# Task statement
Repeat the material in full. Keep every line exactly as it is.

Some records:
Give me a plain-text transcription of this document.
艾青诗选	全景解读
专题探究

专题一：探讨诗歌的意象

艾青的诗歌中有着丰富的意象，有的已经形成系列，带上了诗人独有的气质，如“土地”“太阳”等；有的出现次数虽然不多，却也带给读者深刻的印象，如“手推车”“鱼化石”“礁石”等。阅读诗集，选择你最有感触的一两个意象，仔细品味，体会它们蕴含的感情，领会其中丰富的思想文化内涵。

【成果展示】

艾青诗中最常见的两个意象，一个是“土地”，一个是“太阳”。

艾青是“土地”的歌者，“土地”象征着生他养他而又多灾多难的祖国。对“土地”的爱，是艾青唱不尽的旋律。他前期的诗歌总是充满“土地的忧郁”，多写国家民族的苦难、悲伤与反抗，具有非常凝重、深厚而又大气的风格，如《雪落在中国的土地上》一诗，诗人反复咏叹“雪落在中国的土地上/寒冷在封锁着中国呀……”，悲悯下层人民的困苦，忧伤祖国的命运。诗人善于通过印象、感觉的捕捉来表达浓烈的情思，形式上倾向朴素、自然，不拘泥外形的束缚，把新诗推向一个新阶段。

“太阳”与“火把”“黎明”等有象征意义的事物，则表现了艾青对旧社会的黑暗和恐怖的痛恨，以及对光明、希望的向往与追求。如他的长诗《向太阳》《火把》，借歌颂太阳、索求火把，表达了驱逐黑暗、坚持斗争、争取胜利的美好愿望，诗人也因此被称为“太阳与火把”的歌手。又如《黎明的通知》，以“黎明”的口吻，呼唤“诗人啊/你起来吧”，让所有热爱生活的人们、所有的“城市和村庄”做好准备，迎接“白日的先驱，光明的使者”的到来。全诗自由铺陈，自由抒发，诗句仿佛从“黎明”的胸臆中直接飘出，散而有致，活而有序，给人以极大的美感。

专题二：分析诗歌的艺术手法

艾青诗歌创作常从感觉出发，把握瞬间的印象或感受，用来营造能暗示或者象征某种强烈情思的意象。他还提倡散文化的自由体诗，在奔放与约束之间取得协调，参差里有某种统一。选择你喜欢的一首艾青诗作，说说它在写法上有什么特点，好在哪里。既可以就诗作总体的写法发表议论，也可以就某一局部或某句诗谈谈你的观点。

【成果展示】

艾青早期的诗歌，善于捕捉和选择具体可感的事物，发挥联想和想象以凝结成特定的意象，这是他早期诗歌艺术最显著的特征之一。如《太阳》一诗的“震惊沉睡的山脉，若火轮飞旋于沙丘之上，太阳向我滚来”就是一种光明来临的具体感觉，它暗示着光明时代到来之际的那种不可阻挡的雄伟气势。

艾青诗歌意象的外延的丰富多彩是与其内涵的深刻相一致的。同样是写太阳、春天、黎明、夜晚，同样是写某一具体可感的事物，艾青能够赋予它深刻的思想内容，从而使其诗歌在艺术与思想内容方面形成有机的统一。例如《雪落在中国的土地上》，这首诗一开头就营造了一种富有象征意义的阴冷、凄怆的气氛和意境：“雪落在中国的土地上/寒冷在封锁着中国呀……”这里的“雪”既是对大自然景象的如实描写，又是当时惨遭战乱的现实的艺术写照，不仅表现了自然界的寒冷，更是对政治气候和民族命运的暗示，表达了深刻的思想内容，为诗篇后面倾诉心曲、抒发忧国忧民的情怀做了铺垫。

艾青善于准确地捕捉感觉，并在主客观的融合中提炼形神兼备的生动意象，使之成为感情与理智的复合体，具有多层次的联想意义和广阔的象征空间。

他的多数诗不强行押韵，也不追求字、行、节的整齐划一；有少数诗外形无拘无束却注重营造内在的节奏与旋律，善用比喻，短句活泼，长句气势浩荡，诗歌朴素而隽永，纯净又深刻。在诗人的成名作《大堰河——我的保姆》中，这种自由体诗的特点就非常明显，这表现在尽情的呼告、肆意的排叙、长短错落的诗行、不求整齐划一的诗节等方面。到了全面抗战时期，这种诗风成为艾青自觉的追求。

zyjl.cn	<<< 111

# Answer for the task
Give me a plain-text transcription of this document.
艾青诗选	全景解读
专题探究

专题一：探讨诗歌的意象

艾青的诗歌中有着丰富的意象，有的已经形成系列，带上了诗人独有的气质，如“土地”“太阳”等；有的出现次数虽然不多，却也带给读者深刻的印象，如“手推车”“鱼化石”“礁石”等。阅读诗集，选择你最有感触的一两个意象，仔细品味，体会它们蕴含的感情，领会其中丰富的思想文化内涵。

【成果展示】

艾青诗中最常见的两个意象，一个是“土地”，一个是“太阳”。

艾青是“土地”的歌者，“土地”象征着生他养他而又多灾多难的祖国。对“土地”的爱，是艾青唱不尽的旋律。他前期的诗歌总是充满“土地的忧郁”，多写国家民族的苦难、悲伤与反抗，具有非常凝重、深厚而又大气的风格，如《雪落在中国的土地上》一诗，诗人反复咏叹“雪落在中国的土地上/寒冷在封锁着中国呀……”，悲悯下层人民的困苦，忧伤祖国的命运。诗人善于通过印象、感觉的捕捉来表达浓烈的情思，形式上倾向朴素、自然，不拘泥外形的束缚，把新诗推向一个新阶段。

“太阳”与“火把”“黎明”等有象征意义的事物，则表现了艾青对旧社会的黑暗和恐怖的痛恨，以及对光明、希望的向往与追求。如他的长诗《向太阳》《火把》，借歌颂太阳、索求火把，表达了驱逐黑暗、坚持斗争、争取胜利的美好愿望，诗人也因此被称为“太阳与火把”的歌手。又如《黎明的通知》，以“黎明”的口吻，呼唤“诗人啊/你起来吧”，让所有热爱生活的人们、所有的“城市和村庄”做好准备，迎接“白日的先驱，光明的使者”的到来。全诗自由铺陈，自由抒发，诗句仿佛从“黎明”的胸臆中直接飘出，散而有致，活而有序，给人以极大的美感。

专题二：分析诗歌的艺术手法

艾青诗歌创作常从感觉出发，把握瞬间的印象或感受，用来营造能暗示或者象征某种强烈情思的意象。他还提倡散文化的自由体诗，在奔放与约束之间取得协调，参差里有某种统一。选择你喜欢的一首艾青诗作，说说它在写法上有什么特点，好在哪里。既可以就诗作总体的写法发表议论，也可以就某一局部或某句诗谈谈你的观点。

【成果展示】

艾青早期的诗歌，善于捕捉和选择具体可感的事物，发挥联想和想象以凝结成特定的意象，这是他早期诗歌艺术最显著的特征之一。如《太阳》一诗的“震惊沉睡的山脉，若火轮飞旋于沙丘之上，太阳向我滚来”就是一种光明来临的具体感觉，它暗示着光明时代到来之际的那种不可阻挡的雄伟气势。

艾青诗歌意象的外延的丰富多彩是与其内涵的深刻相一致的。同样是写太阳、春天、黎明、夜晚，同样是写某一具体可感的事物，艾青能够赋予它深刻的思想内容，从而使其诗歌在艺术与思想内容方面形成有机的统一。例如《雪落在中国的土地上》，这首诗一开头就营造了一种富有象征意义的阴冷、凄怆的气氛和意境：“雪落在中国的土地上/寒冷在封锁着中国呀……”这里的“雪”既是对大自然景象的如实描写，又是当时惨遭战乱的现实的艺术写照，不仅表现了自然界的寒冷，更是对政治气候和民族命运的暗示，表达了深刻的思想内容，为诗篇后面倾诉心曲、抒发忧国忧民的情怀做了铺垫。

艾青善于准确地捕捉感觉，并在主客观的融合中提炼形神兼备的生动意象，使之成为感情与理智的复合体，具有多层次的联想意义和广阔的象征空间。

他的多数诗不强行押韵，也不追求字、行、节的整齐划一；有少数诗外形无拘无束却注重营造内在的节奏与旋律，善用比喻，短句活泼，长句气势浩荡，诗歌朴素而隽永，纯净又深刻。在诗人的成名作《大堰河——我的保姆》中，这种自由体诗的特点就非常明显，这表现在尽情的呼告、肆意的排叙、长短错落的诗行、不求整齐划一的诗节等方面。到了全面抗战时期，这种诗风成为艾青自觉的追求。

zyjl.cn	<<< 111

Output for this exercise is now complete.